▶ _RECORD EXCERPTS_:

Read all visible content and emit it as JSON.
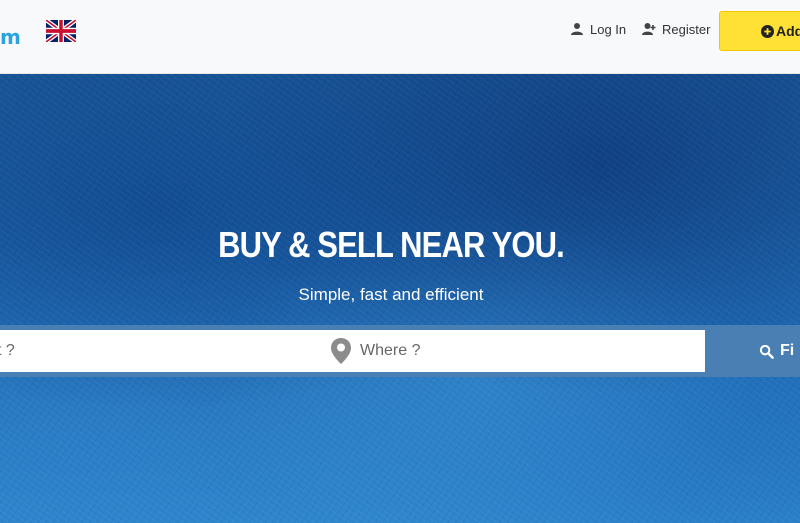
{
  "header": {
    "logo_fragment": "m",
    "language": {
      "flag": "uk-flag-icon"
    },
    "login_label": "Log In",
    "register_label": "Register",
    "add_button_label": "Add",
    "colors": {
      "accent": "#ffe135",
      "logo": "#2ba3e0"
    }
  },
  "hero": {
    "headline": "BUY & SELL NEAR YOU.",
    "subline": "Simple, fast and efficient"
  },
  "search": {
    "what_placeholder": "t ?",
    "where_placeholder": "Where ?",
    "find_label": "Fi",
    "bar_color": "#4a7fb3"
  }
}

▶ _THE TASK_:
Write out the whole listing again, exactly, with no pictures.

▶ _EXERCISE OUTPUT_:
Read all visible content and emit it as JSON.
{
  "header": {
    "logo_fragment": "m",
    "language": {
      "flag": "uk-flag-icon"
    },
    "login_label": "Log In",
    "register_label": "Register",
    "add_button_label": "Add",
    "colors": {
      "accent": "#ffe135",
      "logo": "#2ba3e0"
    }
  },
  "hero": {
    "headline": "BUY & SELL NEAR YOU.",
    "subline": "Simple, fast and efficient"
  },
  "search": {
    "what_placeholder": "t ?",
    "where_placeholder": "Where ?",
    "find_label": "Fi",
    "bar_color": "#4a7fb3"
  }
}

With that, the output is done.